Given request: Find the word "content" in the records below. List each line containing it.

Exercise inputs:
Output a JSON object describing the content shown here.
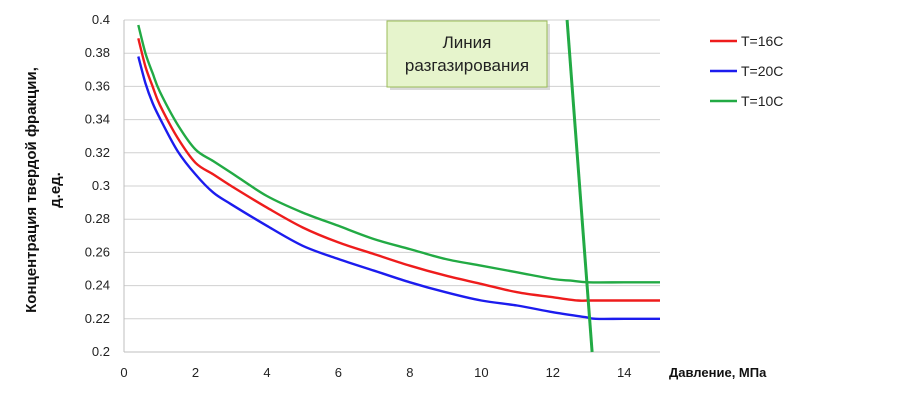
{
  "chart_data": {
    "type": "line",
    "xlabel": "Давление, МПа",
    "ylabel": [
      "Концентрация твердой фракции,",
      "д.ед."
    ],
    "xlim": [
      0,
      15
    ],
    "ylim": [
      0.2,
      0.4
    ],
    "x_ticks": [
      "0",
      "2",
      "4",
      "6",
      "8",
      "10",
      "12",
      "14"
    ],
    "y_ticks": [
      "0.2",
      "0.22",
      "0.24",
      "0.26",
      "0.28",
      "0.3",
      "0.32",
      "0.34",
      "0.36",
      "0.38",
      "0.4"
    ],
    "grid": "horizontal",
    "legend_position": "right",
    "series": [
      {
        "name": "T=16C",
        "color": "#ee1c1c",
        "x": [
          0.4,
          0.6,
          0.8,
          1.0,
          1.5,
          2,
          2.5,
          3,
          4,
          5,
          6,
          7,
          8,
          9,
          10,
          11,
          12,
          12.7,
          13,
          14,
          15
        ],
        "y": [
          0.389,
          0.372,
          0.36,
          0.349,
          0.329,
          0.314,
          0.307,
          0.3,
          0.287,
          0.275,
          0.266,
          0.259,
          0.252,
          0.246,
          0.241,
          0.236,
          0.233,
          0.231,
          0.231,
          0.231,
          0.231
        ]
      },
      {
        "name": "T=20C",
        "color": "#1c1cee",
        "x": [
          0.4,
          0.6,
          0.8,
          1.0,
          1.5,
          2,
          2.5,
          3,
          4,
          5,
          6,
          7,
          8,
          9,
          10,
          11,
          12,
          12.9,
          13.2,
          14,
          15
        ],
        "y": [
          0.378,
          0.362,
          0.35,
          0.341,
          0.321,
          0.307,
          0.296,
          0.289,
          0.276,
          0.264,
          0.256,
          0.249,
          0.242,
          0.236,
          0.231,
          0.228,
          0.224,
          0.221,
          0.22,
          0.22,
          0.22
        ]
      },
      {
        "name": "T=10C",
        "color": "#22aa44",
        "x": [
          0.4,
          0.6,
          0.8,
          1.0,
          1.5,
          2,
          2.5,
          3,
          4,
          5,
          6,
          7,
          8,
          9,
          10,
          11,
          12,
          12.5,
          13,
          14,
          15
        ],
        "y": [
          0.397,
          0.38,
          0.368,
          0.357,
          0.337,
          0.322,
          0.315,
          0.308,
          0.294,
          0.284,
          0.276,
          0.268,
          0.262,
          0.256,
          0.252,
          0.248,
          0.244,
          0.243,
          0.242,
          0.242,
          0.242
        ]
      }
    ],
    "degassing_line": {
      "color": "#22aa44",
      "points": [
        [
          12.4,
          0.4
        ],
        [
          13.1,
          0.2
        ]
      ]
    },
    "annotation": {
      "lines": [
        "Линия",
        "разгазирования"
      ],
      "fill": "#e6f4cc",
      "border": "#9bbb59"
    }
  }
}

---

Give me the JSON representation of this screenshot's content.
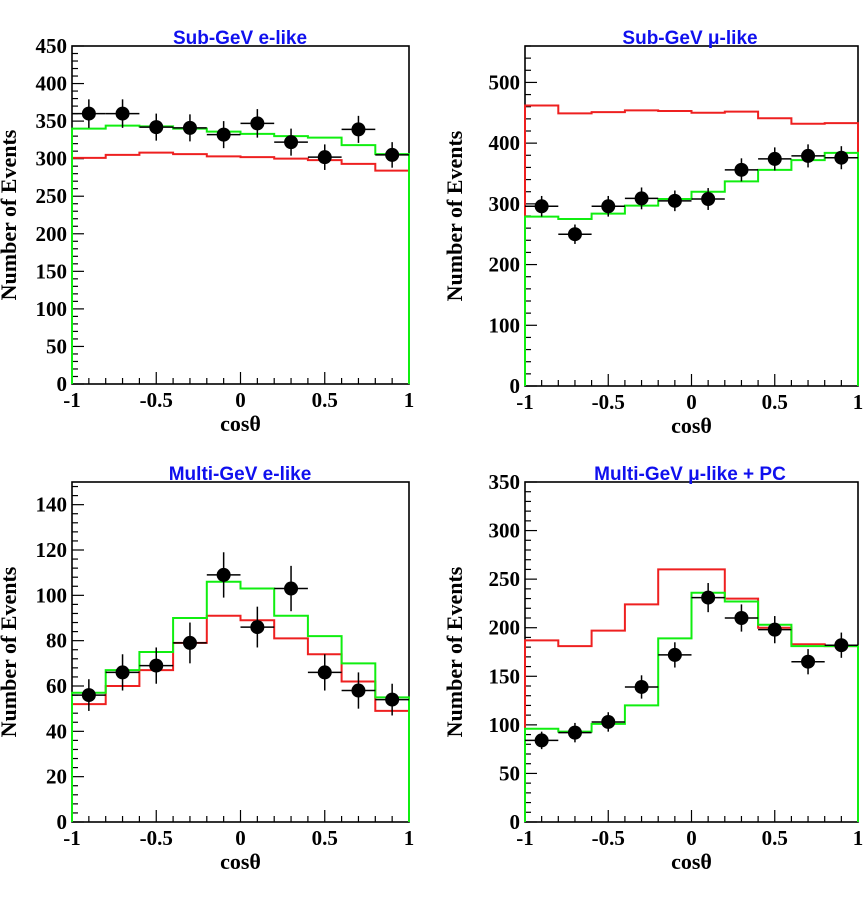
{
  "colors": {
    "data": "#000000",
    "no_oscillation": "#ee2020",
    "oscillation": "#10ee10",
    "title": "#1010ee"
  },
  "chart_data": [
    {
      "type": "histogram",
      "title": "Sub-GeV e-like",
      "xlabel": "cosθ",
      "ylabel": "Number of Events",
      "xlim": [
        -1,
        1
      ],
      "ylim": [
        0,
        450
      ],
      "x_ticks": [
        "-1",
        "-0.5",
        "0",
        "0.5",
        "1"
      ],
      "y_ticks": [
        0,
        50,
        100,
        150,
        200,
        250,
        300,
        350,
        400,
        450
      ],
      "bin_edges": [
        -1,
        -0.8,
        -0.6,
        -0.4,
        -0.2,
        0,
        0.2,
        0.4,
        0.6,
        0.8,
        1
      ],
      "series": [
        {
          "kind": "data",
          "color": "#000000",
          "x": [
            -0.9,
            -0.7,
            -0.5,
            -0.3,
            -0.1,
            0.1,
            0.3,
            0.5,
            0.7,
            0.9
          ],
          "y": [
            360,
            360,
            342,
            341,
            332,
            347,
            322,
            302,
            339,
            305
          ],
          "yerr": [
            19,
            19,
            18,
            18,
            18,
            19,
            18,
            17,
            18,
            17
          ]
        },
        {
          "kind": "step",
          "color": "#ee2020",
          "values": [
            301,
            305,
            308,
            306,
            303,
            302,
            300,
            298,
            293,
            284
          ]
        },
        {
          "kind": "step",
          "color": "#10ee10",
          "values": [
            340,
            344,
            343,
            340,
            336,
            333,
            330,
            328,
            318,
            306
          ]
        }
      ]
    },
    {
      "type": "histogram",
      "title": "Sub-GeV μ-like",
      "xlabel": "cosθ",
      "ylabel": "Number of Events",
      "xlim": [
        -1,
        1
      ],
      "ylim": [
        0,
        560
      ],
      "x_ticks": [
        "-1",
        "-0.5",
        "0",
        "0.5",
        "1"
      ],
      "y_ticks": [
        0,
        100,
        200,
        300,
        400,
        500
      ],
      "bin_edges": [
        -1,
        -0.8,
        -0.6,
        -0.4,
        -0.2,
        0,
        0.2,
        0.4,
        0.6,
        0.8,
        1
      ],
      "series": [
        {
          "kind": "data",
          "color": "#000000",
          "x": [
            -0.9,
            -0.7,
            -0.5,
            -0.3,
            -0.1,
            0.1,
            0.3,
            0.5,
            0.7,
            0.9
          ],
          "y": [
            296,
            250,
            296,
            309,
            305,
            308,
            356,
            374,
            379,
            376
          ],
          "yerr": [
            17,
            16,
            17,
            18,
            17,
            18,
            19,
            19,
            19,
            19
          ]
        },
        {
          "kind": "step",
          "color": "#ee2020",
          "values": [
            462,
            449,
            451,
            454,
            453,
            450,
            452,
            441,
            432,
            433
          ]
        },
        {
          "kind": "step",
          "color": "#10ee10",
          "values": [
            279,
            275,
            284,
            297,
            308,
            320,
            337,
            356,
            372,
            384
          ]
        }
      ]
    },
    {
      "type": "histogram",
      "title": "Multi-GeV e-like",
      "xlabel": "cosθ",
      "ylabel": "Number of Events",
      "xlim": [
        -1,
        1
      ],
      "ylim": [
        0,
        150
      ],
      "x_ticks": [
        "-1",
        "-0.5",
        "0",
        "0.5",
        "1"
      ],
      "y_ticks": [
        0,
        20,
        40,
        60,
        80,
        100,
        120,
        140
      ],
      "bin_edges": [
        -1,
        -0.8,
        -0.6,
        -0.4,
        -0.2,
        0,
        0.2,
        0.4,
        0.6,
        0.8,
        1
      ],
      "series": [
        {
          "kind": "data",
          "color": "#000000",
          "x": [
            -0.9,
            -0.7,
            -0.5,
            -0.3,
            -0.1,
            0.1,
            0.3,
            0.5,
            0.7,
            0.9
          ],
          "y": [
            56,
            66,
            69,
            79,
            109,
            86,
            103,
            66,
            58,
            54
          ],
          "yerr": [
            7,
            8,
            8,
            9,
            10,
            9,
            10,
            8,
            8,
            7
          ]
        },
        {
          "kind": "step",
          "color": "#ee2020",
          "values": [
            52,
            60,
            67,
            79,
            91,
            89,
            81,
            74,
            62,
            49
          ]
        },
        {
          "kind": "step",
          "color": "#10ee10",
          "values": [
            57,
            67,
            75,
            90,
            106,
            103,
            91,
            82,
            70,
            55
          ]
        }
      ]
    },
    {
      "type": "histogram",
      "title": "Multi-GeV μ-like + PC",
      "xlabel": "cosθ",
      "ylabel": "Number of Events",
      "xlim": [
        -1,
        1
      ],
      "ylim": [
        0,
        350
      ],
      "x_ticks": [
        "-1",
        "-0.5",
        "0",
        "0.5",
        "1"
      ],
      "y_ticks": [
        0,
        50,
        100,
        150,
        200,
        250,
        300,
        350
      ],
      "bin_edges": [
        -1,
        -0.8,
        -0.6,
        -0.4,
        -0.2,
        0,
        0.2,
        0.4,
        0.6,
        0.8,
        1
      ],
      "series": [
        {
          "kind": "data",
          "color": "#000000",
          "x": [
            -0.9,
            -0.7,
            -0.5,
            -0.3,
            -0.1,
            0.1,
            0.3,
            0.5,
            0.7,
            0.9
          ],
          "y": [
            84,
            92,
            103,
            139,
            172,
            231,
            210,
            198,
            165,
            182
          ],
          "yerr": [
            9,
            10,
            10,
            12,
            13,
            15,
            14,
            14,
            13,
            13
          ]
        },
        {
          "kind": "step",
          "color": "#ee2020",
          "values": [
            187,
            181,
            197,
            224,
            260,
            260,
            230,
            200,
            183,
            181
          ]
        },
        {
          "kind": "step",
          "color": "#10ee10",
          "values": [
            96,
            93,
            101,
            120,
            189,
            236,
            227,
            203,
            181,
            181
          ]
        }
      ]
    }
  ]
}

Solution for this problem:
Output a JSON object describing the content shown here.
Give me the JSON representation of this screenshot's content.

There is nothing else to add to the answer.